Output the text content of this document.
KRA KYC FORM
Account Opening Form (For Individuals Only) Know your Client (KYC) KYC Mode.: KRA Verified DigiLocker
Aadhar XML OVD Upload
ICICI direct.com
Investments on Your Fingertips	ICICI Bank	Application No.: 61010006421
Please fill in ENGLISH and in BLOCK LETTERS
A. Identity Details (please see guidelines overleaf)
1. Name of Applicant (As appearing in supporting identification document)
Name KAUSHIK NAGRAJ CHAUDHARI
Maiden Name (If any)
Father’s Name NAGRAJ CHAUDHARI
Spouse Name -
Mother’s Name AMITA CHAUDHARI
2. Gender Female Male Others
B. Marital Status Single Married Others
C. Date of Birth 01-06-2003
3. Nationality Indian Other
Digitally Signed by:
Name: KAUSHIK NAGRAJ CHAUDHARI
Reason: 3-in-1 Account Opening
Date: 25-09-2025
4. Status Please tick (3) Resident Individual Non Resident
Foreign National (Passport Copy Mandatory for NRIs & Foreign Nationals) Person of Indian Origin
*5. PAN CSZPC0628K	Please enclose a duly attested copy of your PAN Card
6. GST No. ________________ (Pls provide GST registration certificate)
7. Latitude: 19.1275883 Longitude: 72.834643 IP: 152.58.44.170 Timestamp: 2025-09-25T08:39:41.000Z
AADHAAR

---

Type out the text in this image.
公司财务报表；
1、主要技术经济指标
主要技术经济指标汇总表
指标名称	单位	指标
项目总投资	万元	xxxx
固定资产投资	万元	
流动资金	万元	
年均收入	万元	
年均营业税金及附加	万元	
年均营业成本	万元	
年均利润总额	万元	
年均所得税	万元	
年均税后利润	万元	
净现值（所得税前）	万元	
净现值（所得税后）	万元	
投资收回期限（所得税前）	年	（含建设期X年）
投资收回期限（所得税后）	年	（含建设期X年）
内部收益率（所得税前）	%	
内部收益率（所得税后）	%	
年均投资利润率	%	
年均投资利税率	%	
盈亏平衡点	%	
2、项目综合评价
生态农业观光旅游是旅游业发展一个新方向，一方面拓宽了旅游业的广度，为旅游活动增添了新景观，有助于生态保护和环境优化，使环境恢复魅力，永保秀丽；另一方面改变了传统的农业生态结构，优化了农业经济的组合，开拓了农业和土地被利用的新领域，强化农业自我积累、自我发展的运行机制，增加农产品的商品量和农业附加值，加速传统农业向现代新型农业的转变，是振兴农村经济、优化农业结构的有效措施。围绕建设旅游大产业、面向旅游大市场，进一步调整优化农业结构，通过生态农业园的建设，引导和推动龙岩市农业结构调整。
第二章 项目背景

---

* _Exercise_
Find every line holding the word "NAGRAJ"; give their count and nothing else.

* _Answer for this exercise_
3